▶ Your instructions: Identify and pull out each line of the entries in which "źródło" occurs.
---------- Data to use
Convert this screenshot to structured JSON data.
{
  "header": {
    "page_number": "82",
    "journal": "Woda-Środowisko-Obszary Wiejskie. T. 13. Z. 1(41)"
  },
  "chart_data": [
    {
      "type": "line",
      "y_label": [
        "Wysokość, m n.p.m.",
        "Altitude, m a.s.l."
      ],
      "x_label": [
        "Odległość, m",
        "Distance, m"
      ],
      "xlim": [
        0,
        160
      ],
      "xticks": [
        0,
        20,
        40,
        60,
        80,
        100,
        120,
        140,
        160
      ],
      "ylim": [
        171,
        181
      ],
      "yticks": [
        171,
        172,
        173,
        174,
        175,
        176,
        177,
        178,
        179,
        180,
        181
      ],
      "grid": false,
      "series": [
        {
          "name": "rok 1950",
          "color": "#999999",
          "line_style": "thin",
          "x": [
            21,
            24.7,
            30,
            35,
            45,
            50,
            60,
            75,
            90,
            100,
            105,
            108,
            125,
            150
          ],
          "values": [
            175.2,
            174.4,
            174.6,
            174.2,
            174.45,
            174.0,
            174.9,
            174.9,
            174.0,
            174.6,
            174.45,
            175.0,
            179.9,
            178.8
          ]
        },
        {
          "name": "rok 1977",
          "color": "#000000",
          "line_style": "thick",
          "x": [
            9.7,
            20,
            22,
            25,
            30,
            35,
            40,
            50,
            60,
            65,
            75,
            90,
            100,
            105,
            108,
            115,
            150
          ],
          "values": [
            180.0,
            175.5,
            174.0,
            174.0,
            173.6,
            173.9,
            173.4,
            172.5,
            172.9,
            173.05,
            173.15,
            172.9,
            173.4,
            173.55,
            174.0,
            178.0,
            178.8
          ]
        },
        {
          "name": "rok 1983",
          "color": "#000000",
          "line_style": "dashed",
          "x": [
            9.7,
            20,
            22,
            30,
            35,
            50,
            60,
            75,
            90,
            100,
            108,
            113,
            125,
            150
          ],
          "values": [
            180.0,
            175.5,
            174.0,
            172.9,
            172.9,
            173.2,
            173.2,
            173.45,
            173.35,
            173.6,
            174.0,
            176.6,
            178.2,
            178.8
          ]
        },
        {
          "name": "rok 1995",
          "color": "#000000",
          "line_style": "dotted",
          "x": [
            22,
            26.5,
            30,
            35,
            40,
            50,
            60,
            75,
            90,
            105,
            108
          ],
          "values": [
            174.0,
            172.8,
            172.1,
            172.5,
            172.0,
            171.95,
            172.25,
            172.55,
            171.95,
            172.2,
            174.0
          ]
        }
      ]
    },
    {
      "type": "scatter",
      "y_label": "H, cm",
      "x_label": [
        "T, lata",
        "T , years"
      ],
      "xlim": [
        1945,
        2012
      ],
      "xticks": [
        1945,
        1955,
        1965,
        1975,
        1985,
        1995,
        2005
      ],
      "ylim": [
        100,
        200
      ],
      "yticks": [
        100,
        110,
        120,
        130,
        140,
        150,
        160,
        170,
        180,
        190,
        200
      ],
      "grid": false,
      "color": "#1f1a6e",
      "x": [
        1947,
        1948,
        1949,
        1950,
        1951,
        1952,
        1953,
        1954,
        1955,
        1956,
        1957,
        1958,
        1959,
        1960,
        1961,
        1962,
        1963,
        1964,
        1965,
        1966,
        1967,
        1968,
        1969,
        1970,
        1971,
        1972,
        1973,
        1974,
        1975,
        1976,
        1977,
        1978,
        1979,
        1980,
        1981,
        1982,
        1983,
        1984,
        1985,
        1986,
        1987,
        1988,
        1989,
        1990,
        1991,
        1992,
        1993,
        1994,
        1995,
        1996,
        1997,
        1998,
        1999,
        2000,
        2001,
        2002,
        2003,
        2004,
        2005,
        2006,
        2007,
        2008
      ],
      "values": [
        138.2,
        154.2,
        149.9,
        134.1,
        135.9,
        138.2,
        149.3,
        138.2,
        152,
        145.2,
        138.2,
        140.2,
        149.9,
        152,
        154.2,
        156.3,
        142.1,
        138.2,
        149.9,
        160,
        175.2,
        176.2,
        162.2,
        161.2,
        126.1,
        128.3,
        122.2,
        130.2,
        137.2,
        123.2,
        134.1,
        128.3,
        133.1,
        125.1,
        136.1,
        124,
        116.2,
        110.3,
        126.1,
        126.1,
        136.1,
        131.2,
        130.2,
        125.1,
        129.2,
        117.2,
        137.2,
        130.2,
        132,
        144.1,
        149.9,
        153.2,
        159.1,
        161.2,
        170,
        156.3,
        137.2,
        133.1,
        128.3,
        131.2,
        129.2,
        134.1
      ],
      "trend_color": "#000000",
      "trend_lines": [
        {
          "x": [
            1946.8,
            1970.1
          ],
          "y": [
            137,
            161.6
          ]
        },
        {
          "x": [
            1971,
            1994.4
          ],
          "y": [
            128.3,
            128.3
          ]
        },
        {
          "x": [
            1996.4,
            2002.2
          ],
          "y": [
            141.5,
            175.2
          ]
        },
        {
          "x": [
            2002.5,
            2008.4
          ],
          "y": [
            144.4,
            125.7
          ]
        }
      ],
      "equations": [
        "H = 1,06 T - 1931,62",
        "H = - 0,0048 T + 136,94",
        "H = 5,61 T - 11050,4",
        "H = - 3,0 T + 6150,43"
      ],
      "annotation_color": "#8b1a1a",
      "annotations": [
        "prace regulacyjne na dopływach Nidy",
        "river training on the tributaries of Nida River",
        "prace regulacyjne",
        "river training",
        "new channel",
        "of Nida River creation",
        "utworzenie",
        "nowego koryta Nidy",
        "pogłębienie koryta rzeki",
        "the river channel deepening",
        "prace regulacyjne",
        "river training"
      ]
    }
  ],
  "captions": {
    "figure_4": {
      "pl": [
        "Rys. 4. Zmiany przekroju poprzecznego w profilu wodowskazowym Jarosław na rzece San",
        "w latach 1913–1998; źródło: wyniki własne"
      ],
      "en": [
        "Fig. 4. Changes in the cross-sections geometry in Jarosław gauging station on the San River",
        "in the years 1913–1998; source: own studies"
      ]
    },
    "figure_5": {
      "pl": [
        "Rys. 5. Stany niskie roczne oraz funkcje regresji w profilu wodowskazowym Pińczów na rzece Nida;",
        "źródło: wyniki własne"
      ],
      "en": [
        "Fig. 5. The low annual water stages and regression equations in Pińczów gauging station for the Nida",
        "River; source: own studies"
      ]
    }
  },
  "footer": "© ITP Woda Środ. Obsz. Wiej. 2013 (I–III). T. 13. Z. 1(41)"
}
--------------------
▶ Output of the exercise:
        "w latach 1913–1998; źródło: wyniki własne"
        "źródło: wyniki własne"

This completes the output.